Stored data
## Start
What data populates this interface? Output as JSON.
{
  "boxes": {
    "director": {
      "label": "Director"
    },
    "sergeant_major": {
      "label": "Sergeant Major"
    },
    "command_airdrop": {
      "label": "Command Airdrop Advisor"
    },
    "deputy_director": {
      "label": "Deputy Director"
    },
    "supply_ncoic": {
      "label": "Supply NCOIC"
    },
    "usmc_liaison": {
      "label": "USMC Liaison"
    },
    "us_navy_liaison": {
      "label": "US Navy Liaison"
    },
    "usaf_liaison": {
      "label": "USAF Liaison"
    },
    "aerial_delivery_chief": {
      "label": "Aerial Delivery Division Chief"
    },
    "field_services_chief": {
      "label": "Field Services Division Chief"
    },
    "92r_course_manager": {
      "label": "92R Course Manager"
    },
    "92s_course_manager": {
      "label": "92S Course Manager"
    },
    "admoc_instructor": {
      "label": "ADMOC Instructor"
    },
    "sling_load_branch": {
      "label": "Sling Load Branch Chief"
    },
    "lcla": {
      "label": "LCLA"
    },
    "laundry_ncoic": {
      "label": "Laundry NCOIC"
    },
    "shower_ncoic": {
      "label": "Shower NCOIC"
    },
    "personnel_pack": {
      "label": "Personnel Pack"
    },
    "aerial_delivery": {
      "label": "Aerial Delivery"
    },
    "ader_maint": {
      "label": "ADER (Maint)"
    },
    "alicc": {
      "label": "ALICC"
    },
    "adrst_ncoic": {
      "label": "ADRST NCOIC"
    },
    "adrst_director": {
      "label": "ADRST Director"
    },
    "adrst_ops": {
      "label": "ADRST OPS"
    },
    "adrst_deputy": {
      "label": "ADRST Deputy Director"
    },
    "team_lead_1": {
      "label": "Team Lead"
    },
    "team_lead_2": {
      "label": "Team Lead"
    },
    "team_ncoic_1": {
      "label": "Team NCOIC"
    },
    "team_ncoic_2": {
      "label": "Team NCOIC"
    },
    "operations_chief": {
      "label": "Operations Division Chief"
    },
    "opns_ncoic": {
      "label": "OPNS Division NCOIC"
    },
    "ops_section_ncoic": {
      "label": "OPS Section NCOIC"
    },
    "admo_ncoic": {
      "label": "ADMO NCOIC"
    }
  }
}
## End
*Exercise prompt*
Reproduce the material precisely, including every line.

*Exercise result*
What data populates this interface? Output as JSON.
{
  "boxes": {
    "director": {
      "label": "Director"
    },
    "sergeant_major": {
      "label": "Sergeant Major"
    },
    "command_airdrop": {
      "label": "Command Airdrop Advisor"
    },
    "deputy_director": {
      "label": "Deputy Director"
    },
    "supply_ncoic": {
      "label": "Supply NCOIC"
    },
    "usmc_liaison": {
      "label": "USMC Liaison"
    },
    "us_navy_liaison": {
      "label": "US Navy Liaison"
    },
    "usaf_liaison": {
      "label": "USAF Liaison"
    },
    "aerial_delivery_chief": {
      "label": "Aerial Delivery Division Chief"
    },
    "field_services_chief": {
      "label": "Field Services Division Chief"
    },
    "92r_course_manager": {
      "label": "92R Course Manager"
    },
    "92s_course_manager": {
      "label": "92S Course Manager"
    },
    "admoc_instructor": {
      "label": "ADMOC Instructor"
    },
    "sling_load_branch": {
      "label": "Sling Load Branch Chief"
    },
    "lcla": {
      "label": "LCLA"
    },
    "laundry_ncoic": {
      "label": "Laundry NCOIC"
    },
    "shower_ncoic": {
      "label": "Shower NCOIC"
    },
    "personnel_pack": {
      "label": "Personnel Pack"
    },
    "aerial_delivery": {
      "label": "Aerial Delivery"
    },
    "ader_maint": {
      "label": "ADER (Maint)"
    },
    "alicc": {
      "label": "ALICC"
    },
    "adrst_ncoic": {
      "label": "ADRST NCOIC"
    },
    "adrst_director": {
      "label": "ADRST Director"
    },
    "adrst_ops": {
      "label": "ADRST OPS"
    },
    "adrst_deputy": {
      "label": "ADRST Deputy Director"
    },
    "team_lead_1": {
      "label": "Team Lead"
    },
    "team_lead_2": {
      "label": "Team Lead"
    },
    "team_ncoic_1": {
      "label": "Team NCOIC"
    },
    "team_ncoic_2": {
      "label": "Team NCOIC"
    },
    "operations_chief": {
      "label": "Operations Division Chief"
    },
    "opns_ncoic": {
      "label": "OPNS Division NCOIC"
    },
    "ops_section_ncoic": {
      "label": "OPS Section NCOIC"
    },
    "admo_ncoic": {
      "label": "ADMO NCOIC"
    }
  }
}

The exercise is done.